-- BEGIN Provided entries --
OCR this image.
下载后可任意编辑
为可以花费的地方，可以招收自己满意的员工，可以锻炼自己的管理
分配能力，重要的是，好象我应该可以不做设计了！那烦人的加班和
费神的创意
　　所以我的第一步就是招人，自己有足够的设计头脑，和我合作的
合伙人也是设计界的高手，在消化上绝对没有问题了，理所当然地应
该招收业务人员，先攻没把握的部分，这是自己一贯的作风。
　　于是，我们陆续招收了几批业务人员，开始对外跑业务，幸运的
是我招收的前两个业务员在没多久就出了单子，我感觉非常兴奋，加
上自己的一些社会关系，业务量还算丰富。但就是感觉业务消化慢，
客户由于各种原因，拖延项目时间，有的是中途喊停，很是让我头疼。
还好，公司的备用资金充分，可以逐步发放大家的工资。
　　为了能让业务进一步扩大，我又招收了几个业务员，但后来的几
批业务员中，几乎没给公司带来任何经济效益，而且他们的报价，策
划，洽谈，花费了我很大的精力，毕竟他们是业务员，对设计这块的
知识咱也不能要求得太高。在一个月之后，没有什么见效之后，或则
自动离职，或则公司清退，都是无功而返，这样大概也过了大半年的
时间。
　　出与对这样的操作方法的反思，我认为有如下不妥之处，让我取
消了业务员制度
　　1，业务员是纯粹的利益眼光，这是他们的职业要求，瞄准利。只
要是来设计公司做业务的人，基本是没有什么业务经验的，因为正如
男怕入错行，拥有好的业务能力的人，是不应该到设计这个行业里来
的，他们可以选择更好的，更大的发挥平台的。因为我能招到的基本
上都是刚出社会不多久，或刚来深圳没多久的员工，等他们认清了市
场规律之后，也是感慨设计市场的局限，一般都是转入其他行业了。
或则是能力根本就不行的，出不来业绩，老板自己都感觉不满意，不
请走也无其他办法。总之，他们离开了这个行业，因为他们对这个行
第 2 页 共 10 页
-- END Provided entries --
**Work to complete**
Set down all of the entries exactly, please.

**Solved exercise**
OCR this image.
下载后可任意编辑
为可以花费的地方，可以招收自己满意的员工，可以锻炼自己的管理
分配能力，重要的是，好象我应该可以不做设计了！那烦人的加班和
费神的创意
　　所以我的第一步就是招人，自己有足够的设计头脑，和我合作的
合伙人也是设计界的高手，在消化上绝对没有问题了，理所当然地应
该招收业务人员，先攻没把握的部分，这是自己一贯的作风。
　　于是，我们陆续招收了几批业务人员，开始对外跑业务，幸运的
是我招收的前两个业务员在没多久就出了单子，我感觉非常兴奋，加
上自己的一些社会关系，业务量还算丰富。但就是感觉业务消化慢，
客户由于各种原因，拖延项目时间，有的是中途喊停，很是让我头疼。
还好，公司的备用资金充分，可以逐步发放大家的工资。
　　为了能让业务进一步扩大，我又招收了几个业务员，但后来的几
批业务员中，几乎没给公司带来任何经济效益，而且他们的报价，策
划，洽谈，花费了我很大的精力，毕竟他们是业务员，对设计这块的
知识咱也不能要求得太高。在一个月之后，没有什么见效之后，或则
自动离职，或则公司清退，都是无功而返，这样大概也过了大半年的
时间。
　　出与对这样的操作方法的反思，我认为有如下不妥之处，让我取
消了业务员制度
　　1，业务员是纯粹的利益眼光，这是他们的职业要求，瞄准利。只
要是来设计公司做业务的人，基本是没有什么业务经验的，因为正如
男怕入错行，拥有好的业务能力的人，是不应该到设计这个行业里来
的，他们可以选择更好的，更大的发挥平台的。因为我能招到的基本
上都是刚出社会不多久，或刚来深圳没多久的员工，等他们认清了市
场规律之后，也是感慨设计市场的局限，一般都是转入其他行业了。
或则是能力根本就不行的，出不来业绩，老板自己都感觉不满意，不
请走也无其他办法。总之，他们离开了这个行业，因为他们对这个行
第 2 页 共 10 页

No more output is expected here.